Copy every line from the material below that holds "لمتابعة".

** begin **

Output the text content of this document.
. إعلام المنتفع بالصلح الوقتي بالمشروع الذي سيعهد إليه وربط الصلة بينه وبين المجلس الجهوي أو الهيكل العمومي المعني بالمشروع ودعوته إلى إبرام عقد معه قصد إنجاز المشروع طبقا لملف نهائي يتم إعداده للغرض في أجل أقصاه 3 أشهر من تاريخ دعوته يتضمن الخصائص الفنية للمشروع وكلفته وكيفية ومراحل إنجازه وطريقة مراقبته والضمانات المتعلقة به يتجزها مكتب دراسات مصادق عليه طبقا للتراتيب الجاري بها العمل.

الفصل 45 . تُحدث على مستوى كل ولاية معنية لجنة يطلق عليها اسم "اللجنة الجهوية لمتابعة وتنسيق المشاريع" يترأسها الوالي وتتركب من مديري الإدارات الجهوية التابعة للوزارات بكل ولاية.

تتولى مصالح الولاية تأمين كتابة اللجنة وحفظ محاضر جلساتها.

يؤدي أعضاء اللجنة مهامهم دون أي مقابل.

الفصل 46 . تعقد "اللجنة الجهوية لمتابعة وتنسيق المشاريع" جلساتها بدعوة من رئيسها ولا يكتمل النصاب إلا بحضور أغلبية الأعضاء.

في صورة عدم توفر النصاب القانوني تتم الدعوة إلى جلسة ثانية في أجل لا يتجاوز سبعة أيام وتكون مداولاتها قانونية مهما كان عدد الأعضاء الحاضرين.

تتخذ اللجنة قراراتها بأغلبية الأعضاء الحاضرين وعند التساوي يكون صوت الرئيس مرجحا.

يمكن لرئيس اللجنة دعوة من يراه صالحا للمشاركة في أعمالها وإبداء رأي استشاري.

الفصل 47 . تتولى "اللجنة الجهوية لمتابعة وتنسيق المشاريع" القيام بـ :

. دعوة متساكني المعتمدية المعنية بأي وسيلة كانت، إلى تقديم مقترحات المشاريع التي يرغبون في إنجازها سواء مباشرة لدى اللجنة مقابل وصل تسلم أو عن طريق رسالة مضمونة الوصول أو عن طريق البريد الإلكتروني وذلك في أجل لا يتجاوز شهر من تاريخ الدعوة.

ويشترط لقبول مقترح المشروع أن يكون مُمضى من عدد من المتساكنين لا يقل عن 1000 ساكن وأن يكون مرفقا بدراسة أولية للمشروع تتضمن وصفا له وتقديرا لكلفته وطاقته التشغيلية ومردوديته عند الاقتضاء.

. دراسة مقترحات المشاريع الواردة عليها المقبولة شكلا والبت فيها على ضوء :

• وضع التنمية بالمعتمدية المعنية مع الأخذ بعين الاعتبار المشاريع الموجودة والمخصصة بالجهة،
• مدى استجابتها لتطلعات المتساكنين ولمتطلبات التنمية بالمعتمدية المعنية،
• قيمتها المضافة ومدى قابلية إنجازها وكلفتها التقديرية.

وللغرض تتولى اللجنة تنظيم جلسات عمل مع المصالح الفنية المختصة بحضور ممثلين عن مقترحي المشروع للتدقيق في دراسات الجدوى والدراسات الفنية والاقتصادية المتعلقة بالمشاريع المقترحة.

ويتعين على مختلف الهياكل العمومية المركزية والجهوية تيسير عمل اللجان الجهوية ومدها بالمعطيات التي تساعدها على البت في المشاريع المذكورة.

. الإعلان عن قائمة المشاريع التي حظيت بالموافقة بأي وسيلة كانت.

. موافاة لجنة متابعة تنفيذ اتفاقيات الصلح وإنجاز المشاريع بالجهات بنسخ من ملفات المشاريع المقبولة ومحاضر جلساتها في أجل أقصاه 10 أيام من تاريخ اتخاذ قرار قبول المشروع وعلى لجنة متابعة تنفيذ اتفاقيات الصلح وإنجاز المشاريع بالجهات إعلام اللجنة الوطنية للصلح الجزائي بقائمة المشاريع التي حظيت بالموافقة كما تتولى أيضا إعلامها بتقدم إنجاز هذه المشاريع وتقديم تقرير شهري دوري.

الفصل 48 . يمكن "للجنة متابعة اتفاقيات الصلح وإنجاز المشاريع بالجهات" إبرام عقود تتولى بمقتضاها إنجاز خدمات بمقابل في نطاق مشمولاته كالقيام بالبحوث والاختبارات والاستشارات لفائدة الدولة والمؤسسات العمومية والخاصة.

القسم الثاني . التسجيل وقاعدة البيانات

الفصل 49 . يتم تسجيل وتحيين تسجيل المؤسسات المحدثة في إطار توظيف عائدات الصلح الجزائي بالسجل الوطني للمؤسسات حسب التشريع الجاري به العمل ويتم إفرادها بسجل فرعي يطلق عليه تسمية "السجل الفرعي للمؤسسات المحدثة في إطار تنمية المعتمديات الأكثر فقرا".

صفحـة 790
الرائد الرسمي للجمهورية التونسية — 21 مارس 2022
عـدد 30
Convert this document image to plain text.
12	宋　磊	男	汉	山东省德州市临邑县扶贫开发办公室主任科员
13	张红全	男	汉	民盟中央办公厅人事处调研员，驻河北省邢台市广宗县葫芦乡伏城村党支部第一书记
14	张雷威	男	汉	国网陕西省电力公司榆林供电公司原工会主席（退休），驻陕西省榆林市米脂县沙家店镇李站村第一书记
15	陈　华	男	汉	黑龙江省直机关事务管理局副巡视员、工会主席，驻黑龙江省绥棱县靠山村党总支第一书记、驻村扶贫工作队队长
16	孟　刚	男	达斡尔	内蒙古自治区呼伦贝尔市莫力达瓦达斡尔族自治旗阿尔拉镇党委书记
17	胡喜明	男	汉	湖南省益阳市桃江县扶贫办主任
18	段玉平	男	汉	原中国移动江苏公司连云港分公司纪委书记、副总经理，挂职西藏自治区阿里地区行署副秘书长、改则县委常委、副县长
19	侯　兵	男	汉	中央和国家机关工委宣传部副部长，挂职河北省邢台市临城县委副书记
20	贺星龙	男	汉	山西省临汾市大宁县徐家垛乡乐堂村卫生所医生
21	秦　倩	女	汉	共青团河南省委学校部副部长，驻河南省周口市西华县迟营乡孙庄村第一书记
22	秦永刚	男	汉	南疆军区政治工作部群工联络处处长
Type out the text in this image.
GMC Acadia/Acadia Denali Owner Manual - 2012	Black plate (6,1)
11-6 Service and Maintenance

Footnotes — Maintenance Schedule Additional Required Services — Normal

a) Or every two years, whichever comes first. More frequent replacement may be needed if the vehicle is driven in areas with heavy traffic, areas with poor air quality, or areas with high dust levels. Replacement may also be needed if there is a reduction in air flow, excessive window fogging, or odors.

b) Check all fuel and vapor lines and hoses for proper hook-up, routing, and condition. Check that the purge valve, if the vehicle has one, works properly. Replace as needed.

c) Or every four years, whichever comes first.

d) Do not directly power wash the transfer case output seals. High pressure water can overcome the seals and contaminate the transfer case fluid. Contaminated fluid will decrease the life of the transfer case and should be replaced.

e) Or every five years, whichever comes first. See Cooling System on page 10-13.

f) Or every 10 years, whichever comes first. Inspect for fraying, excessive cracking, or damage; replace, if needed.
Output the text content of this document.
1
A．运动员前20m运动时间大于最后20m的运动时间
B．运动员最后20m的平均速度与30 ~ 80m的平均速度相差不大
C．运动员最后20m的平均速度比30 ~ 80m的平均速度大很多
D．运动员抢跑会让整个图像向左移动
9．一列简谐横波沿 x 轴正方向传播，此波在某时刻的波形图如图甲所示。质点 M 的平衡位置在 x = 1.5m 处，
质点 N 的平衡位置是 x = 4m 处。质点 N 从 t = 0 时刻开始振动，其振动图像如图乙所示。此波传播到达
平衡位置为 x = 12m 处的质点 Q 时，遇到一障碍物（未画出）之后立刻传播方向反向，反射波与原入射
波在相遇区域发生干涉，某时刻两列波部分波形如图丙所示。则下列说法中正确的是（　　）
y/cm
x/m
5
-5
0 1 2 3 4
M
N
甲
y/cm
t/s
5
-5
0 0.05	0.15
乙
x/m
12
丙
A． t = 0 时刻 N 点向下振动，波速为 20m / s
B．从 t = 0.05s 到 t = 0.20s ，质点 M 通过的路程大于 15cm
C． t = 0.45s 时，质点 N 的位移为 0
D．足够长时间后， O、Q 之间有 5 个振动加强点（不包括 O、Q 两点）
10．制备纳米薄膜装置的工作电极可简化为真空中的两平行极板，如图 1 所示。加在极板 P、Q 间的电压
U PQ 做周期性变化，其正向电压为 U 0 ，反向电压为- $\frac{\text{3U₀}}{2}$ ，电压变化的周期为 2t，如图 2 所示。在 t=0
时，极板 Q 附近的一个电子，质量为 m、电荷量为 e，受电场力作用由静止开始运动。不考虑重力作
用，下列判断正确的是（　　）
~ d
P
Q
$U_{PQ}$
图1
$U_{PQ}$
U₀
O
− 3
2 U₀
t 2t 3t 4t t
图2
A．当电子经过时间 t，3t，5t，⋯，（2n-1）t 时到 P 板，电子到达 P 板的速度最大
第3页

** end **

● Solution below
الفصل 45 . تُحدث على مستوى كل ولاية معنية لجنة يطلق عليها اسم "اللجنة الجهوية لمتابعة وتنسيق المشاريع" يترأسها الوالي وتتركب من مديري الإدارات الجهوية التابعة للوزارات بكل ولاية.
الفصل 46 . تعقد "اللجنة الجهوية لمتابعة وتنسيق المشاريع" جلساتها بدعوة من رئيسها ولا يكتمل النصاب إلا بحضور أغلبية الأعضاء.
الفصل 47 . تتولى "اللجنة الجهوية لمتابعة وتنسيق المشاريع" القيام بـ :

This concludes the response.